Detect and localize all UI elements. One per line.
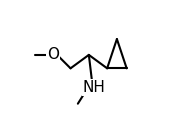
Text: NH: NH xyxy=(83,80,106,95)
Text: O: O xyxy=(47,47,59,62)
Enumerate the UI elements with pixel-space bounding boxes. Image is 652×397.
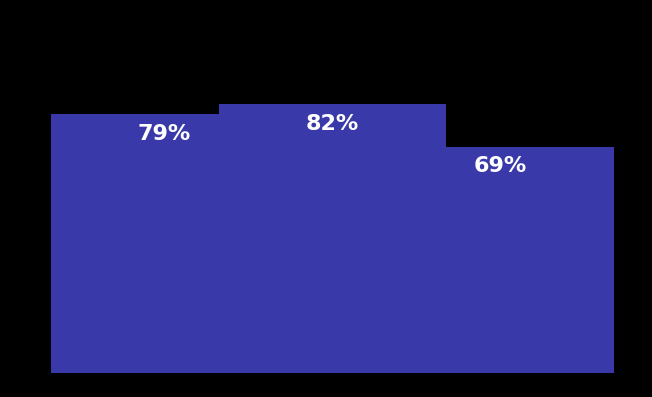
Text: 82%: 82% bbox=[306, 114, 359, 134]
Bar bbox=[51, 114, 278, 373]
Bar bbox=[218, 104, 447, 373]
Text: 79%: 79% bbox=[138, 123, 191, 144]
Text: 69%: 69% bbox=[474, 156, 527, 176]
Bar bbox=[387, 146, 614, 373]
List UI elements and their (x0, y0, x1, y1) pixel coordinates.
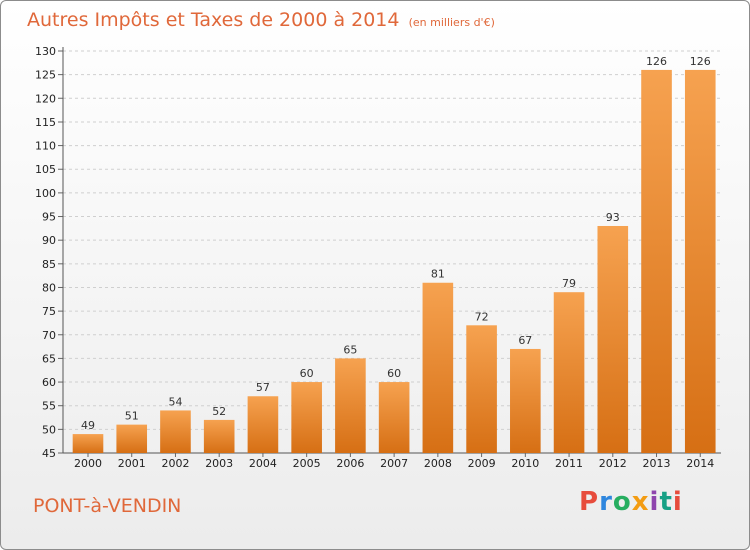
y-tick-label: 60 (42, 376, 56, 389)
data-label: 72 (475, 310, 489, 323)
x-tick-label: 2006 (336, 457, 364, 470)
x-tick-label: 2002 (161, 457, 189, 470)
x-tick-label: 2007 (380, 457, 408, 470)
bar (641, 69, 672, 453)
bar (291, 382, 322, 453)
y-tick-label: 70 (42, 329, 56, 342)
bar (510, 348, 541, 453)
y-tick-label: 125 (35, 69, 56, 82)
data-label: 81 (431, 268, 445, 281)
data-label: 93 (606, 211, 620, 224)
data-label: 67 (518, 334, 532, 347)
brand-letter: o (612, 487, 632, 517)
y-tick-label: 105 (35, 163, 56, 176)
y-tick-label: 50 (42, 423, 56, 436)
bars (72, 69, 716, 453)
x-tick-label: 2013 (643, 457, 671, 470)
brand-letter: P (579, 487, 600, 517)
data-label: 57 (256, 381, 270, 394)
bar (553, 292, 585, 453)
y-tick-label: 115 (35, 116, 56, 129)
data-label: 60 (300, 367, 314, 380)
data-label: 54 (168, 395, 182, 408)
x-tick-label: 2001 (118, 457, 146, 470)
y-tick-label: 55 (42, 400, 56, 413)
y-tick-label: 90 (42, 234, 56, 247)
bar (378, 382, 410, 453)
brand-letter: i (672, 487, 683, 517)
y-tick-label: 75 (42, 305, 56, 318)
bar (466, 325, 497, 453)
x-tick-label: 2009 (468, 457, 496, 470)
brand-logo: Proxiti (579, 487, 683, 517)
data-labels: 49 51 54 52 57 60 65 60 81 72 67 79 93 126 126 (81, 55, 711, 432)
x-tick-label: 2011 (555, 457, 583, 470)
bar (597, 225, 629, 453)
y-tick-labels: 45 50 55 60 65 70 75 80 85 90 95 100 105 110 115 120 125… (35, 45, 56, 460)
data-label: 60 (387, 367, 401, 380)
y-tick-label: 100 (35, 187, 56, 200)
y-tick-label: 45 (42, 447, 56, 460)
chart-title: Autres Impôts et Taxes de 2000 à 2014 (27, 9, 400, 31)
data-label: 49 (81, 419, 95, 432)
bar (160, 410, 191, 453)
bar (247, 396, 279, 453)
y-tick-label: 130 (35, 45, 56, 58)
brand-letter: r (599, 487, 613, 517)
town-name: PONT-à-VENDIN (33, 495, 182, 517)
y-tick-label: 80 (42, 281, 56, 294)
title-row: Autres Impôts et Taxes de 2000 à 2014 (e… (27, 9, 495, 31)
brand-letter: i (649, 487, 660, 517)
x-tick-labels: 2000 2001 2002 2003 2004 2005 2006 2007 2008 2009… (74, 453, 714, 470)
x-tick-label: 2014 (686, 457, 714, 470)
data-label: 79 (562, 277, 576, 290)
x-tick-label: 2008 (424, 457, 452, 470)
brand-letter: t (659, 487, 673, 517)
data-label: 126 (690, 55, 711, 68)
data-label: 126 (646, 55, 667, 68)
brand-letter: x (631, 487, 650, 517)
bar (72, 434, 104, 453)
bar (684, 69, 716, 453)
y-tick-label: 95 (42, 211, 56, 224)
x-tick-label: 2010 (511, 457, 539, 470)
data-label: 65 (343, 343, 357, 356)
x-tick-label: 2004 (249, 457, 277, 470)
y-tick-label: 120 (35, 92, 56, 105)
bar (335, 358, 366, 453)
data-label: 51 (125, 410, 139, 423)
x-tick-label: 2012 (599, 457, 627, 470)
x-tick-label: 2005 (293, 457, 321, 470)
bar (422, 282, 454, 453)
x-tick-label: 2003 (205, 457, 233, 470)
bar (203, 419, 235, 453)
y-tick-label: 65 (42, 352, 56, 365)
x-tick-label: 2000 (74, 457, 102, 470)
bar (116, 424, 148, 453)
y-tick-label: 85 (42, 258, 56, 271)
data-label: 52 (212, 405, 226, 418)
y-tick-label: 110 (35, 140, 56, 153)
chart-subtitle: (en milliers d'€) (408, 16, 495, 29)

#### The request:
Copy all the rows above line for line, without changing a character, and leave out the picture lines.

#### Task solution:
Detect and localize all UI elements. One per line.
Text: NH: NH xyxy=(83,80,106,95)
Text: O: O xyxy=(47,47,59,62)
Enumerate the UI elements with pixel-space bounding boxes. Image is 652×397.
Text: 82%: 82% bbox=[306, 114, 359, 134]
Bar bbox=[51, 114, 278, 373]
Bar bbox=[218, 104, 447, 373]
Text: 79%: 79% bbox=[138, 123, 191, 144]
Text: 69%: 69% bbox=[474, 156, 527, 176]
Bar bbox=[387, 146, 614, 373]
List UI elements and their (x0, y0, x1, y1) pixel coordinates.
y-tick-label: 60 (42, 376, 56, 389)
data-label: 72 (475, 310, 489, 323)
x-tick-label: 2006 (336, 457, 364, 470)
x-tick-label: 2002 (161, 457, 189, 470)
x-tick-label: 2007 (380, 457, 408, 470)
bar (641, 69, 672, 453)
bar (291, 382, 322, 453)
y-tick-label: 70 (42, 329, 56, 342)
bar (510, 348, 541, 453)
y-tick-label: 125 (35, 69, 56, 82)
data-label: 81 (431, 268, 445, 281)
data-label: 93 (606, 211, 620, 224)
data-label: 67 (518, 334, 532, 347)
brand-letter: o (612, 487, 632, 517)
y-tick-label: 105 (35, 163, 56, 176)
y-tick-label: 50 (42, 423, 56, 436)
bars (72, 69, 716, 453)
x-tick-label: 2013 (643, 457, 671, 470)
brand-letter: P (579, 487, 600, 517)
data-label: 57 (256, 381, 270, 394)
bar (553, 292, 585, 453)
y-tick-label: 115 (35, 116, 56, 129)
data-label: 60 (300, 367, 314, 380)
data-label: 54 (168, 395, 182, 408)
x-tick-label: 2001 (118, 457, 146, 470)
y-tick-label: 55 (42, 400, 56, 413)
y-tick-label: 90 (42, 234, 56, 247)
bar (378, 382, 410, 453)
brand-letter: i (672, 487, 683, 517)
y-tick-label: 75 (42, 305, 56, 318)
bar (466, 325, 497, 453)
x-tick-label: 2009 (468, 457, 496, 470)
brand-logo: Proxiti (579, 487, 683, 517)
data-labels: 49 51 54 52 57 60 65 60 81 72 67 79 93 126 126 (81, 55, 711, 432)
x-tick-label: 2011 (555, 457, 583, 470)
bar (597, 225, 629, 453)
y-tick-labels: 45 50 55 60 65 70 75 80 85 90 95 100 105 110 115 120 125… (35, 45, 56, 460)
data-label: 60 (387, 367, 401, 380)
y-tick-label: 100 (35, 187, 56, 200)
y-tick-label: 45 (42, 447, 56, 460)
chart-title: Autres Impôts et Taxes de 2000 à 2014 (27, 9, 400, 31)
data-label: 49 (81, 419, 95, 432)
bar (160, 410, 191, 453)
bar (247, 396, 279, 453)
y-tick-label: 130 (35, 45, 56, 58)
brand-letter: r (599, 487, 613, 517)
town-name: PONT-à-VENDIN (33, 495, 182, 517)
y-tick-label: 80 (42, 281, 56, 294)
title-row: Autres Impôts et Taxes de 2000 à 2014 (e… (27, 9, 495, 31)
brand-letter: i (649, 487, 660, 517)
x-tick-labels: 2000 2001 2002 2003 2004 2005 2006 2007 2008 2009… (74, 453, 714, 470)
x-tick-label: 2014 (686, 457, 714, 470)
data-label: 79 (562, 277, 576, 290)
x-tick-label: 2008 (424, 457, 452, 470)
brand-letter: t (659, 487, 673, 517)
data-label: 126 (690, 55, 711, 68)
data-label: 126 (646, 55, 667, 68)
brand-letter: x (631, 487, 650, 517)
bar (72, 434, 104, 453)
bar (684, 69, 716, 453)
y-tick-label: 95 (42, 211, 56, 224)
x-tick-label: 2010 (511, 457, 539, 470)
data-label: 65 (343, 343, 357, 356)
x-tick-label: 2004 (249, 457, 277, 470)
y-tick-label: 120 (35, 92, 56, 105)
bar (335, 358, 366, 453)
data-label: 51 (125, 410, 139, 423)
x-tick-label: 2012 (599, 457, 627, 470)
x-tick-label: 2005 (293, 457, 321, 470)
bar (422, 282, 454, 453)
x-tick-label: 2003 (205, 457, 233, 470)
bar (203, 419, 235, 453)
y-tick-label: 65 (42, 352, 56, 365)
x-tick-label: 2000 (74, 457, 102, 470)
bar (116, 424, 148, 453)
y-tick-label: 85 (42, 258, 56, 271)
data-label: 52 (212, 405, 226, 418)
y-tick-label: 110 (35, 140, 56, 153)
chart-subtitle: (en milliers d'€) (408, 16, 495, 29)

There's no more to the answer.